Exercise brief: Your task is to print all of the data word for word.

-------

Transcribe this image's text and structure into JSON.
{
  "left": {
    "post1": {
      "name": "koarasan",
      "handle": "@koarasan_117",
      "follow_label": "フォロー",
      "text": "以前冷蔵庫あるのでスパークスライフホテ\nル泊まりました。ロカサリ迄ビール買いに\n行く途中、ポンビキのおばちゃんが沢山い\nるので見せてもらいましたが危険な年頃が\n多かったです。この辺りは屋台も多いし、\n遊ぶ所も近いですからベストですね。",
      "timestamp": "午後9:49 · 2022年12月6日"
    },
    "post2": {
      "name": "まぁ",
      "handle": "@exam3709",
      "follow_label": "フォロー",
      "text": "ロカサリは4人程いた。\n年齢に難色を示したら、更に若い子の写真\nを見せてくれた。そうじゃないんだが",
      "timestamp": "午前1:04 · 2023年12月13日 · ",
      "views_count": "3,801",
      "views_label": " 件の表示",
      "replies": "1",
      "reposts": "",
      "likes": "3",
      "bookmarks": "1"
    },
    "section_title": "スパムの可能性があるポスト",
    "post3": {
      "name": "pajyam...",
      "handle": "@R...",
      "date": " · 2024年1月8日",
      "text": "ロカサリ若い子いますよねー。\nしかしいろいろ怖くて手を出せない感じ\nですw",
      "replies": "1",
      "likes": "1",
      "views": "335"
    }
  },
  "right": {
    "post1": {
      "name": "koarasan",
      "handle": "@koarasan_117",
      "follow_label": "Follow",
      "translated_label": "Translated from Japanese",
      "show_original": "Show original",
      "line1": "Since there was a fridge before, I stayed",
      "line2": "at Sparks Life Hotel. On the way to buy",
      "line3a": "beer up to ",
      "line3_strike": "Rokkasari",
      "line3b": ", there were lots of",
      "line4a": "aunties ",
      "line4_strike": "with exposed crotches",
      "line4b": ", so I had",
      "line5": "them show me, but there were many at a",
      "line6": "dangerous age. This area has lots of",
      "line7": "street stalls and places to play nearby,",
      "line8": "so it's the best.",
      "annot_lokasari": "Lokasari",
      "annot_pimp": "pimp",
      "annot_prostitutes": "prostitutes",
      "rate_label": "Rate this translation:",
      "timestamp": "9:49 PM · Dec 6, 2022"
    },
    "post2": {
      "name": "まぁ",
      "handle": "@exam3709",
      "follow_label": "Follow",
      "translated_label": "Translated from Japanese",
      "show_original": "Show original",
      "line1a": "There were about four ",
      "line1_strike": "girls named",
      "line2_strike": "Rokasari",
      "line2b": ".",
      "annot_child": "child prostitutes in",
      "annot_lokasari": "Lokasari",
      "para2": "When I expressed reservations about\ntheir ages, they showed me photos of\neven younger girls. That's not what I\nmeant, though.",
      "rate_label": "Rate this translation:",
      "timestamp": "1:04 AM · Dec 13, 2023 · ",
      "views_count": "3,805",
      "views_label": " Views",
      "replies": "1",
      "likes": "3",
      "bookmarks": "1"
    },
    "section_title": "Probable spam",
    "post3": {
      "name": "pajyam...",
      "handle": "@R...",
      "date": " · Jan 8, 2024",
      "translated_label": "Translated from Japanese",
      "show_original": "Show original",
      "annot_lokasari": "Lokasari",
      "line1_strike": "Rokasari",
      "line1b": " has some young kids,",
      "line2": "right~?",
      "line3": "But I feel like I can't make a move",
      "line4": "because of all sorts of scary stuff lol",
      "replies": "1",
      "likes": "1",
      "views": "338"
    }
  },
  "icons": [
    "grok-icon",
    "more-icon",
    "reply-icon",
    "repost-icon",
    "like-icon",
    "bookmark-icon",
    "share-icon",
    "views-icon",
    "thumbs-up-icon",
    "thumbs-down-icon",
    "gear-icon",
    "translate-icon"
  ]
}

-------

Result:
Transcribe this image's text and structure into JSON.
{
  "left": {
    "post1": {
      "name": "koarasan",
      "handle": "@koarasan_117",
      "follow_label": "フォロー",
      "text": "以前冷蔵庫あるのでスパークスライフホテ\nル泊まりました。ロカサリ迄ビール買いに\n行く途中、ポンビキのおばちゃんが沢山い\nるので見せてもらいましたが危険な年頃が\n多かったです。この辺りは屋台も多いし、\n遊ぶ所も近いですからベストですね。",
      "timestamp": "午後9:49 · 2022年12月6日"
    },
    "post2": {
      "name": "まぁ",
      "handle": "@exam3709",
      "follow_label": "フォロー",
      "text": "ロカサリは4人程いた。\n年齢に難色を示したら、更に若い子の写真\nを見せてくれた。そうじゃないんだが",
      "timestamp": "午前1:04 · 2023年12月13日 · ",
      "views_count": "3,801",
      "views_label": " 件の表示",
      "replies": "1",
      "reposts": "",
      "likes": "3",
      "bookmarks": "1"
    },
    "section_title": "スパムの可能性があるポスト",
    "post3": {
      "name": "pajyam...",
      "handle": "@R...",
      "date": " · 2024年1月8日",
      "text": "ロカサリ若い子いますよねー。\nしかしいろいろ怖くて手を出せない感じ\nですw",
      "replies": "1",
      "likes": "1",
      "views": "335"
    }
  },
  "right": {
    "post1": {
      "name": "koarasan",
      "handle": "@koarasan_117",
      "follow_label": "Follow",
      "translated_label": "Translated from Japanese",
      "show_original": "Show original",
      "line1": "Since there was a fridge before, I stayed",
      "line2": "at Sparks Life Hotel. On the way to buy",
      "line3a": "beer up to ",
      "line3_strike": "Rokkasari",
      "line3b": ", there were lots of",
      "line4a": "aunties ",
      "line4_strike": "with exposed crotches",
      "line4b": ", so I had",
      "line5": "them show me, but there were many at a",
      "line6": "dangerous age. This area has lots of",
      "line7": "street stalls and places to play nearby,",
      "line8": "so it's the best.",
      "annot_lokasari": "Lokasari",
      "annot_pimp": "pimp",
      "annot_prostitutes": "prostitutes",
      "rate_label": "Rate this translation:",
      "timestamp": "9:49 PM · Dec 6, 2022"
    },
    "post2": {
      "name": "まぁ",
      "handle": "@exam3709",
      "follow_label": "Follow",
      "translated_label": "Translated from Japanese",
      "show_original": "Show original",
      "line1a": "There were about four ",
      "line1_strike": "girls named",
      "line2_strike": "Rokasari",
      "line2b": ".",
      "annot_child": "child prostitutes in",
      "annot_lokasari": "Lokasari",
      "para2": "When I expressed reservations about\ntheir ages, they showed me photos of\neven younger girls. That's not what I\nmeant, though.",
      "rate_label": "Rate this translation:",
      "timestamp": "1:04 AM · Dec 13, 2023 · ",
      "views_count": "3,805",
      "views_label": " Views",
      "replies": "1",
      "likes": "3",
      "bookmarks": "1"
    },
    "section_title": "Probable spam",
    "post3": {
      "name": "pajyam...",
      "handle": "@R...",
      "date": " · Jan 8, 2024",
      "translated_label": "Translated from Japanese",
      "show_original": "Show original",
      "annot_lokasari": "Lokasari",
      "line1_strike": "Rokasari",
      "line1b": " has some young kids,",
      "line2": "right~?",
      "line3": "But I feel like I can't make a move",
      "line4": "because of all sorts of scary stuff lol",
      "replies": "1",
      "likes": "1",
      "views": "338"
    }
  },
  "icons": [
    "grok-icon",
    "more-icon",
    "reply-icon",
    "repost-icon",
    "like-icon",
    "bookmark-icon",
    "share-icon",
    "views-icon",
    "thumbs-up-icon",
    "thumbs-down-icon",
    "gear-icon",
    "translate-icon"
  ]
}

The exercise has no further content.